Look through the data below. Collect every line where the word "Survey" occurs.
====
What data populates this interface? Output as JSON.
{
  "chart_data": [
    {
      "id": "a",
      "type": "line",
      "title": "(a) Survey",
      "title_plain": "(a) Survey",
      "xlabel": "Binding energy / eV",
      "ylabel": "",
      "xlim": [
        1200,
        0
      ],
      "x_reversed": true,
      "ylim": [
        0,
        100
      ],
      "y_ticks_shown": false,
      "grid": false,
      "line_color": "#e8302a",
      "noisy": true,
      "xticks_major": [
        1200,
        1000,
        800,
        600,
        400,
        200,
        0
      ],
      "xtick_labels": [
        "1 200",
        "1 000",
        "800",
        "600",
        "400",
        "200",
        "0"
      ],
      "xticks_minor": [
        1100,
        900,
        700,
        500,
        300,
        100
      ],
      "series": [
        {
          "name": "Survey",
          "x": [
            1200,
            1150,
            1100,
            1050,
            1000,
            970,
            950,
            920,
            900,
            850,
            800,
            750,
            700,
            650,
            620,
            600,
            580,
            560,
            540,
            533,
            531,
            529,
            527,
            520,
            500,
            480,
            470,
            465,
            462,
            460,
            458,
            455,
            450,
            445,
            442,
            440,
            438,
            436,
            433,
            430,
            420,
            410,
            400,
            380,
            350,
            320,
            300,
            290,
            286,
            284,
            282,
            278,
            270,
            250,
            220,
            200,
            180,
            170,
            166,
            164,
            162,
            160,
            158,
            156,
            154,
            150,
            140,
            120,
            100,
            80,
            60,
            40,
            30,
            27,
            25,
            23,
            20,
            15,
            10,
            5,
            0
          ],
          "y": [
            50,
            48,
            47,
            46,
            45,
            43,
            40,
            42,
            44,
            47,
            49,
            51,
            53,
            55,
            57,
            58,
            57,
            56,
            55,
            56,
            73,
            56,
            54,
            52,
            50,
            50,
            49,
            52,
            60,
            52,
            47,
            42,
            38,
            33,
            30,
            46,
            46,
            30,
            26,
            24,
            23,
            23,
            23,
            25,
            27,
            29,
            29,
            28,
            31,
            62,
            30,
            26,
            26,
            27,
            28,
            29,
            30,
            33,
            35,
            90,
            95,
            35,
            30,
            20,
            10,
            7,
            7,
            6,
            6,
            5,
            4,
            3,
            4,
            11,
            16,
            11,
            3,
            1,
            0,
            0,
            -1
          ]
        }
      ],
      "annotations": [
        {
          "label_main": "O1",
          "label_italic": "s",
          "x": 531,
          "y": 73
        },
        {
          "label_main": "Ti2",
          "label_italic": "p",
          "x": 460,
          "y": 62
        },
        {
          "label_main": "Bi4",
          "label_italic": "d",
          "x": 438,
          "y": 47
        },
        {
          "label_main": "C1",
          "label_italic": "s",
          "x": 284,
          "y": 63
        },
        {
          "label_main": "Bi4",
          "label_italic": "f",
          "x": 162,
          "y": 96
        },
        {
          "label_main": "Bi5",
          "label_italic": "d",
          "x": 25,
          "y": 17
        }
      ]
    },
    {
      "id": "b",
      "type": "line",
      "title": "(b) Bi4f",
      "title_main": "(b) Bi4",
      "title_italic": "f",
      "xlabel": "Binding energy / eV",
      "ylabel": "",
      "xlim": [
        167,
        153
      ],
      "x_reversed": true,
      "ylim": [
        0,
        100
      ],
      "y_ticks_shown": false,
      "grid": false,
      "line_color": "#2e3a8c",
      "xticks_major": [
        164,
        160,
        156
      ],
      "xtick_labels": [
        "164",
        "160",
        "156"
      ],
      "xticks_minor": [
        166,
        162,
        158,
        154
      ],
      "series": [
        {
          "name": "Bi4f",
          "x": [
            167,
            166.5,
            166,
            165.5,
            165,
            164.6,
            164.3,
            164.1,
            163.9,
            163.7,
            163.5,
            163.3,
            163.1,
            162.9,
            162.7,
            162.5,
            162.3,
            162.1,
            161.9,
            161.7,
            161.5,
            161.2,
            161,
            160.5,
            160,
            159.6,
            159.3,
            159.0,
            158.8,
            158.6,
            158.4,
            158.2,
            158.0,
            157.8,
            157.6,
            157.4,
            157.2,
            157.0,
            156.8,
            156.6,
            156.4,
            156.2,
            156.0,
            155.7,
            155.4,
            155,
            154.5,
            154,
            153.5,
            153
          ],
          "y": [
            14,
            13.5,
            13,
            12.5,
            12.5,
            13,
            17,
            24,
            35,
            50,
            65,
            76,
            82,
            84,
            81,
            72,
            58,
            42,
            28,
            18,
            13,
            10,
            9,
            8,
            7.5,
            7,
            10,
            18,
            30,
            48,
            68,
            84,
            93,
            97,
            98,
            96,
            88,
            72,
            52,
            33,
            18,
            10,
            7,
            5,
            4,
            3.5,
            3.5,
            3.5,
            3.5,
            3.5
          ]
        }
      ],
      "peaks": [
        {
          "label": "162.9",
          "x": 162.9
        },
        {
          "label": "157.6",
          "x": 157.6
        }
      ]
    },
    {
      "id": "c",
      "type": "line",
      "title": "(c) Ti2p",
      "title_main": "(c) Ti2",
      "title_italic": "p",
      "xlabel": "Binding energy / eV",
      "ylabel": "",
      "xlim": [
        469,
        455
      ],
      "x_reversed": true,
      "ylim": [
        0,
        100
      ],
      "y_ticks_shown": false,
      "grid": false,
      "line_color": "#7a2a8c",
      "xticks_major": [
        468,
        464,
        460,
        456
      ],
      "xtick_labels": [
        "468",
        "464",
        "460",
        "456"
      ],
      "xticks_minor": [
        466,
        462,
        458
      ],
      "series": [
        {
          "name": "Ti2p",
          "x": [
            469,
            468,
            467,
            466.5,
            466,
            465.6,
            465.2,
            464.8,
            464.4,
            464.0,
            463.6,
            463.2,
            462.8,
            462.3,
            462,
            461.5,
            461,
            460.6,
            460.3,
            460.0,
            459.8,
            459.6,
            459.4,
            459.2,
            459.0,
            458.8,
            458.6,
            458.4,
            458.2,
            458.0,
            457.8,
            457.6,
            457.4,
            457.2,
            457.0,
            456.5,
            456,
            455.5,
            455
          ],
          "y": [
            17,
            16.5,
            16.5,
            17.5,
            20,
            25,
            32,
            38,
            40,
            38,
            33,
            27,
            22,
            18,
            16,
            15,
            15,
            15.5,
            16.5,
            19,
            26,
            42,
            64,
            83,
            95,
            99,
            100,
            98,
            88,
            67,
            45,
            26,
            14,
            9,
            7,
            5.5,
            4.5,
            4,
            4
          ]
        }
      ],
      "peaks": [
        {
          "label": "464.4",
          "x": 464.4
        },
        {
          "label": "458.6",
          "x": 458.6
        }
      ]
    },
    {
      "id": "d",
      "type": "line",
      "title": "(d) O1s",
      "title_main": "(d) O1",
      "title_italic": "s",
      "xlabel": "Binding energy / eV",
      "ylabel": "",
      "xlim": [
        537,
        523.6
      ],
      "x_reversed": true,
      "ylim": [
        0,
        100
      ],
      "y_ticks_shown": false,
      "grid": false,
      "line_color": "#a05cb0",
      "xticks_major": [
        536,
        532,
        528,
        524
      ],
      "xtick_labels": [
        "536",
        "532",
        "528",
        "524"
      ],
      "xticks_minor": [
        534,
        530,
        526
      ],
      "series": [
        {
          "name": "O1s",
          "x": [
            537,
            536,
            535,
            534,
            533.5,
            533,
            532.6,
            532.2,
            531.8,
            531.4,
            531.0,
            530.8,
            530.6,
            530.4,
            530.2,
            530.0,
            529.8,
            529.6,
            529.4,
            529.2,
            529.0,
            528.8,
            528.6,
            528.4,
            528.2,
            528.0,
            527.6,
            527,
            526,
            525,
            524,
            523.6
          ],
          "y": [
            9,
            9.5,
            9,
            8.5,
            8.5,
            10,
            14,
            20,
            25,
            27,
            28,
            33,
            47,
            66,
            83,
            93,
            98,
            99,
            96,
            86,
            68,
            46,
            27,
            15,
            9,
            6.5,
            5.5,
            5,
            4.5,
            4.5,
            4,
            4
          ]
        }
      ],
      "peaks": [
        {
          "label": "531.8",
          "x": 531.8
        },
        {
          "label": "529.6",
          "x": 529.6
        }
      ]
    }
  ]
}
====
> _Solution_:
      "title": "(a) Survey",
      "title_plain": "(a) Survey",
          "name": "Survey",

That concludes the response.